→ **Data for this exercise**

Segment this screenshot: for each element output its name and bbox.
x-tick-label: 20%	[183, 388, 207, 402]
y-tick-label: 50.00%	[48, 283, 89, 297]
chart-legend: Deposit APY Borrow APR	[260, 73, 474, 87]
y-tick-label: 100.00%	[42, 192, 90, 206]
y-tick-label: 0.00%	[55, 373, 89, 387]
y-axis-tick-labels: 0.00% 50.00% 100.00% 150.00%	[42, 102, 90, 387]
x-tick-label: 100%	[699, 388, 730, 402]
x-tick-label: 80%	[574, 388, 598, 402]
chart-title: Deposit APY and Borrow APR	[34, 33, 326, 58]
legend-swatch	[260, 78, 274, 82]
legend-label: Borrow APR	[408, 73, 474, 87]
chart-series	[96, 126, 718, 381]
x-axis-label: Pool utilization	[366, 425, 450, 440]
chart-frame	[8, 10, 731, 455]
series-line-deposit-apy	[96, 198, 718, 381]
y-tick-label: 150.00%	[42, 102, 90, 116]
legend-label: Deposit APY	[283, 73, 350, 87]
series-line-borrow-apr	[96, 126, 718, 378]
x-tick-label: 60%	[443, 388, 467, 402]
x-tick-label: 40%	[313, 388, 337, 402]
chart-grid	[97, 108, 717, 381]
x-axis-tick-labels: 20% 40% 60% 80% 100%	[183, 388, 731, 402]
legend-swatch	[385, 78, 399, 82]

→ **Directions**
Rewrite the entries above, changing every "Borrow APR" to "Borrow Rate" and leaving everything else unchanged.

→ **Result for this exercise**
Segment this screenshot: for each element output its name and bbox.
x-tick-label: 20%	[183, 388, 207, 402]
y-tick-label: 50.00%	[48, 283, 89, 297]
chart-legend: Deposit APY Borrow Rate	[260, 73, 474, 87]
y-tick-label: 100.00%	[42, 192, 90, 206]
y-tick-label: 0.00%	[55, 373, 89, 387]
y-axis-tick-labels: 0.00% 50.00% 100.00% 150.00%	[42, 102, 90, 387]
x-tick-label: 100%	[699, 388, 730, 402]
x-tick-label: 80%	[574, 388, 598, 402]
chart-title: Deposit APY and Borrow Rate	[34, 33, 326, 58]
legend-swatch	[260, 78, 274, 82]
legend-label: Borrow Rate	[408, 73, 474, 87]
chart-series	[96, 126, 718, 381]
x-axis-label: Pool utilization	[366, 425, 450, 440]
chart-frame	[8, 10, 731, 455]
series-line-deposit-apy	[96, 198, 718, 381]
y-tick-label: 150.00%	[42, 102, 90, 116]
legend-label: Deposit APY	[283, 73, 350, 87]
series-line-borrow-apr	[96, 126, 718, 378]
x-tick-label: 60%	[443, 388, 467, 402]
x-tick-label: 40%	[313, 388, 337, 402]
chart-grid	[97, 108, 717, 381]
x-axis-tick-labels: 20% 40% 60% 80% 100%	[183, 388, 731, 402]
legend-swatch	[385, 78, 399, 82]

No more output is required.